→ Directive:
Each entry below is to be extracted exactly.

→ Given records:
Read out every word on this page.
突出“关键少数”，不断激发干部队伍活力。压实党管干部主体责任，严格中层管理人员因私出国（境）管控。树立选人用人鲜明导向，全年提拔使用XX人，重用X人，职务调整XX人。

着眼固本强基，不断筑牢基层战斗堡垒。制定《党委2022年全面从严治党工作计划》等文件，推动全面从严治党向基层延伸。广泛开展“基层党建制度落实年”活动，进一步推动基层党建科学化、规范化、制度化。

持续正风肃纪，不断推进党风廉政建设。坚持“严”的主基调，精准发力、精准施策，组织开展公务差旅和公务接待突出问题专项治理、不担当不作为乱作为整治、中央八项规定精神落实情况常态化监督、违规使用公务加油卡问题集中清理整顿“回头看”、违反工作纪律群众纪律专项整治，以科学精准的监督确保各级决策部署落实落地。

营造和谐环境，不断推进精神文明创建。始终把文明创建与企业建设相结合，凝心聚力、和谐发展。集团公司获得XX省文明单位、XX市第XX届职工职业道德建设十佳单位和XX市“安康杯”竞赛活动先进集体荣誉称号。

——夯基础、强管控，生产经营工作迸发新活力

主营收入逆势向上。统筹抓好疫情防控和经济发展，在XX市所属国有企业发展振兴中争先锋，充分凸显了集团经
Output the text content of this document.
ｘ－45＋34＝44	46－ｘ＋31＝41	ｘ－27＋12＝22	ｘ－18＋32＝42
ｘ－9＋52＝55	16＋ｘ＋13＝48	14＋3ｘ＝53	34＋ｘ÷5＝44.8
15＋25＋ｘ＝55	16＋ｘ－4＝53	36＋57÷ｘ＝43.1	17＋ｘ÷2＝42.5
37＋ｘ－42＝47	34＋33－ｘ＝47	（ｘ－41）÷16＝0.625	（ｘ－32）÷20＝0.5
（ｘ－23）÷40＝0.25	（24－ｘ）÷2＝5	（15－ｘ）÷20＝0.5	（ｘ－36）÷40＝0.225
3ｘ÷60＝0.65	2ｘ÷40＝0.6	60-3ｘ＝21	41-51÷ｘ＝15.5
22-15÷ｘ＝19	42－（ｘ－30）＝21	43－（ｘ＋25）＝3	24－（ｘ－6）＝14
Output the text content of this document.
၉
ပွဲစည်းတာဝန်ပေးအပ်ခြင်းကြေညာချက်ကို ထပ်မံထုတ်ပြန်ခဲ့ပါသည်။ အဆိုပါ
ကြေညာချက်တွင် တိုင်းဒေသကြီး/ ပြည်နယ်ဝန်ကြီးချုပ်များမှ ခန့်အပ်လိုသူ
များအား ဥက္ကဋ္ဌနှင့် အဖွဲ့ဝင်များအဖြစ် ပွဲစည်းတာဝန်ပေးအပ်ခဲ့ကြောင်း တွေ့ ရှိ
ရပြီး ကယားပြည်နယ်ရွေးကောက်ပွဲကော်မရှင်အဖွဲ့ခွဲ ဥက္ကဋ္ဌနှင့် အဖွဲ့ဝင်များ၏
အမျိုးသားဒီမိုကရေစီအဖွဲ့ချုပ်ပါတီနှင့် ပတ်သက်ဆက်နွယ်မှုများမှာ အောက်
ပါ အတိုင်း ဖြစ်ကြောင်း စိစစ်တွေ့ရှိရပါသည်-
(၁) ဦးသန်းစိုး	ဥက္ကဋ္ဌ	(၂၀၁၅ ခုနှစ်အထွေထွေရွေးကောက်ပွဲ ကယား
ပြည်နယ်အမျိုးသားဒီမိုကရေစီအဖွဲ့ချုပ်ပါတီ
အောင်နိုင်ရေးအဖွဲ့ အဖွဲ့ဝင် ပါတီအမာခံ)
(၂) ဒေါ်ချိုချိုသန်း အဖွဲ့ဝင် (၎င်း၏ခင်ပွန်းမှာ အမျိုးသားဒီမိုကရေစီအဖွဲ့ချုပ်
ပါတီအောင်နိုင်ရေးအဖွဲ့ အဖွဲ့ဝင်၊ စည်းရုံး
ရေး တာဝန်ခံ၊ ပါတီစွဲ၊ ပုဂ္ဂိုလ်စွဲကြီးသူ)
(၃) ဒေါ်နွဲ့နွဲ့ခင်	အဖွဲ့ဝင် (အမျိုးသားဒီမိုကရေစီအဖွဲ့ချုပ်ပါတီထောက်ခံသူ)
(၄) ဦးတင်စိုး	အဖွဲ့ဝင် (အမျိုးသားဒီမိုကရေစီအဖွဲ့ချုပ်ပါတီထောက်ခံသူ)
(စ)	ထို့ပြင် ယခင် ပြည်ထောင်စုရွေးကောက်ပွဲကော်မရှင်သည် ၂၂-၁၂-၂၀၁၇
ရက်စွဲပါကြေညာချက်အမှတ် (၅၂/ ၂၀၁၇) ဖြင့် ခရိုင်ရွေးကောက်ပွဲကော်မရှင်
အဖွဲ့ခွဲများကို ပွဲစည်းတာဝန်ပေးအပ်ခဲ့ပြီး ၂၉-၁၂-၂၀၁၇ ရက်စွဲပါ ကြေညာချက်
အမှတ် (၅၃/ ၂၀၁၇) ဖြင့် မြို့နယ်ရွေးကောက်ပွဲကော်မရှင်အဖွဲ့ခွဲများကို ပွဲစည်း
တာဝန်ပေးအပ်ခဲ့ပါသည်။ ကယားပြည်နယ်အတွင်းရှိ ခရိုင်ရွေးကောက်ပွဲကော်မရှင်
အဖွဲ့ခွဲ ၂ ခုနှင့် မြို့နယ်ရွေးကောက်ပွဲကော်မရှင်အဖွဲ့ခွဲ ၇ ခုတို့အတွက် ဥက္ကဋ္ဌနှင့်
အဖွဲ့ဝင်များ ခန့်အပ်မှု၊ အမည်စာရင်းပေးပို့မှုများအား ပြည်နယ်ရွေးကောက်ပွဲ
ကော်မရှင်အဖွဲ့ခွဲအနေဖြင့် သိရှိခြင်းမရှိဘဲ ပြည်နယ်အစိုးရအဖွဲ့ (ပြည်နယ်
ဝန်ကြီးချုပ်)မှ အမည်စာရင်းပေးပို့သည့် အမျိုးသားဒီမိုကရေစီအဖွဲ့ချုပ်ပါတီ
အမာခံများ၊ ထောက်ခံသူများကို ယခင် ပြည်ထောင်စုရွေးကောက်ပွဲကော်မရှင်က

→ Answer for this exercise:
Read out every word on this page.
突出“关键少数”，不断激发干部队伍活力。压实党管干部主体责任，严格中层管理人员因私出国（境）管控。树立选人用人鲜明导向，全年提拔使用XX人，重用X人，职务调整XX人。

着眼固本强基，不断筑牢基层战斗堡垒。制定《党委2022年全面从严治党工作计划》等文件，推动全面从严治党向基层延伸。广泛开展“基层党建制度落实年”活动，进一步推动基层党建科学化、规范化、制度化。

持续正风肃纪，不断推进党风廉政建设。坚持“严”的主基调，精准发力、精准施策，组织开展公务差旅和公务接待突出问题专项治理、不担当不作为乱作为整治、中央八项规定精神落实情况常态化监督、违规使用公务加油卡问题集中清理整顿“回头看”、违反工作纪律群众纪律专项整治，以科学精准的监督确保各级决策部署落实落地。

营造和谐环境，不断推进精神文明创建。始终把文明创建与企业建设相结合，凝心聚力、和谐发展。集团公司获得XX省文明单位、XX市第XX届职工职业道德建设十佳单位和XX市“安康杯”竞赛活动先进集体荣誉称号。

——夯基础、强管控，生产经营工作迸发新活力

主营收入逆势向上。统筹抓好疫情防控和经济发展，在XX市所属国有企业发展振兴中争先锋，充分凸显了集团经
Output the text content of this document.
ｘ－45＋34＝44	46－ｘ＋31＝41	ｘ－27＋12＝22	ｘ－18＋32＝42
ｘ－9＋52＝55	16＋ｘ＋13＝48	14＋3ｘ＝53	34＋ｘ÷5＝44.8
15＋25＋ｘ＝55	16＋ｘ－4＝53	36＋57÷ｘ＝43.1	17＋ｘ÷2＝42.5
37＋ｘ－42＝47	34＋33－ｘ＝47	（ｘ－41）÷16＝0.625	（ｘ－32）÷20＝0.5
（ｘ－23）÷40＝0.25	（24－ｘ）÷2＝5	（15－ｘ）÷20＝0.5	（ｘ－36）÷40＝0.225
3ｘ÷60＝0.65	2ｘ÷40＝0.6	60-3ｘ＝21	41-51÷ｘ＝15.5
22-15÷ｘ＝19	42－（ｘ－30）＝21	43－（ｘ＋25）＝3	24－（ｘ－6）＝14
Output the text content of this document.
၉
ပွဲစည်းတာဝန်ပေးအပ်ခြင်းကြေညာချက်ကို ထပ်မံထုတ်ပြန်ခဲ့ပါသည်။ အဆိုပါ
ကြေညာချက်တွင် တိုင်းဒေသကြီး/ ပြည်နယ်ဝန်ကြီးချုပ်များမှ ခန့်အပ်လိုသူ
များအား ဥက္ကဋ္ဌနှင့် အဖွဲ့ဝင်များအဖြစ် ပွဲစည်းတာဝန်ပေးအပ်ခဲ့ကြောင်း တွေ့ ရှိ
ရပြီး ကယားပြည်နယ်ရွေးကောက်ပွဲကော်မရှင်အဖွဲ့ခွဲ ဥက္ကဋ္ဌနှင့် အဖွဲ့ဝင်များ၏
အမျိုးသားဒီမိုကရေစီအဖွဲ့ချုပ်ပါတီနှင့် ပတ်သက်ဆက်နွယ်မှုများမှာ အောက်
ပါ အတိုင်း ဖြစ်ကြောင်း စိစစ်တွေ့ရှိရပါသည်-
(၁) ဦးသန်းစိုး	ဥက္ကဋ္ဌ	(၂၀၁၅ ခုနှစ်အထွေထွေရွေးကောက်ပွဲ ကယား
ပြည်နယ်အမျိုးသားဒီမိုကရေစီအဖွဲ့ချုပ်ပါတီ
အောင်နိုင်ရေးအဖွဲ့ အဖွဲ့ဝင် ပါတီအမာခံ)
(၂) ဒေါ်ချိုချိုသန်း အဖွဲ့ဝင် (၎င်း၏ခင်ပွန်းမှာ အမျိုးသားဒီမိုကရေစီအဖွဲ့ချုပ်
ပါတီအောင်နိုင်ရေးအဖွဲ့ အဖွဲ့ဝင်၊ စည်းရုံး
ရေး တာဝန်ခံ၊ ပါတီစွဲ၊ ပုဂ္ဂိုလ်စွဲကြီးသူ)
(၃) ဒေါ်နွဲ့နွဲ့ခင်	အဖွဲ့ဝင် (အမျိုးသားဒီမိုကရေစီအဖွဲ့ချုပ်ပါတီထောက်ခံသူ)
(၄) ဦးတင်စိုး	အဖွဲ့ဝင် (အမျိုးသားဒီမိုကရေစီအဖွဲ့ချုပ်ပါတီထောက်ခံသူ)
(စ)	ထို့ပြင် ယခင် ပြည်ထောင်စုရွေးကောက်ပွဲကော်မရှင်သည် ၂၂-၁၂-၂၀၁၇
ရက်စွဲပါကြေညာချက်အမှတ် (၅၂/ ၂၀၁၇) ဖြင့် ခရိုင်ရွေးကောက်ပွဲကော်မရှင်
အဖွဲ့ခွဲများကို ပွဲစည်းတာဝန်ပေးအပ်ခဲ့ပြီး ၂၉-၁၂-၂၀၁၇ ရက်စွဲပါ ကြေညာချက်
အမှတ် (၅၃/ ၂၀၁၇) ဖြင့် မြို့နယ်ရွေးကောက်ပွဲကော်မရှင်အဖွဲ့ခွဲများကို ပွဲစည်း
တာဝန်ပေးအပ်ခဲ့ပါသည်။ ကယားပြည်နယ်အတွင်းရှိ ခရိုင်ရွေးကောက်ပွဲကော်မရှင်
အဖွဲ့ခွဲ ၂ ခုနှင့် မြို့နယ်ရွေးကောက်ပွဲကော်မရှင်အဖွဲ့ခွဲ ၇ ခုတို့အတွက် ဥက္ကဋ္ဌနှင့်
အဖွဲ့ဝင်များ ခန့်အပ်မှု၊ အမည်စာရင်းပေးပို့မှုများအား ပြည်နယ်ရွေးကောက်ပွဲ
ကော်မရှင်အဖွဲ့ခွဲအနေဖြင့် သိရှိခြင်းမရှိဘဲ ပြည်နယ်အစိုးရအဖွဲ့ (ပြည်နယ်
ဝန်ကြီးချုပ်)မှ အမည်စာရင်းပေးပို့သည့် အမျိုးသားဒီမိုကရေစီအဖွဲ့ချုပ်ပါတီ
အမာခံများ၊ ထောက်ခံသူများကို ယခင် ပြည်ထောင်စုရွေးကောက်ပွဲကော်မရှင်က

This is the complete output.